Omit every picture, then give all the entries again exactly.
===== GIVEN ENTRIES =====
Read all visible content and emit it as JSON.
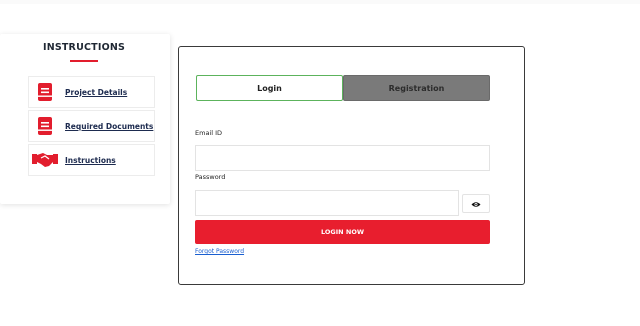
{
  "sidebar": {
    "title": "INSTRUCTIONS",
    "items": [
      {
        "label": "Project Details",
        "icon": "document-icon"
      },
      {
        "label": "Required Documents",
        "icon": "document-icon"
      },
      {
        "label": "Instructions",
        "icon": "handshake-icon"
      }
    ]
  },
  "auth": {
    "tabs": {
      "login": "Login",
      "registration": "Registration"
    },
    "email": {
      "label": "Email ID",
      "value": "",
      "placeholder": ""
    },
    "password": {
      "label": "Password",
      "value": "",
      "placeholder": ""
    },
    "show_password_icon": "eye-icon",
    "submit_label": "LOGIN NOW",
    "forgot_label": "Forgot Password"
  },
  "colors": {
    "accent": "#e81e2e",
    "active_tab_border": "#5cb35c",
    "inactive_tab": "#7a7a7a",
    "link": "#1a5fd0"
  }
}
=====
> _FULL SOLUTION_
Read all visible content and emit it as JSON.
{
  "sidebar": {
    "title": "INSTRUCTIONS",
    "items": [
      {
        "label": "Project Details",
        "icon": "document-icon"
      },
      {
        "label": "Required Documents",
        "icon": "document-icon"
      },
      {
        "label": "Instructions",
        "icon": "handshake-icon"
      }
    ]
  },
  "auth": {
    "tabs": {
      "login": "Login",
      "registration": "Registration"
    },
    "email": {
      "label": "Email ID",
      "value": "",
      "placeholder": ""
    },
    "password": {
      "label": "Password",
      "value": "",
      "placeholder": ""
    },
    "show_password_icon": "eye-icon",
    "submit_label": "LOGIN NOW",
    "forgot_label": "Forgot Password"
  },
  "colors": {
    "accent": "#e81e2e",
    "active_tab_border": "#5cb35c",
    "inactive_tab": "#7a7a7a",
    "link": "#1a5fd0"
  }
}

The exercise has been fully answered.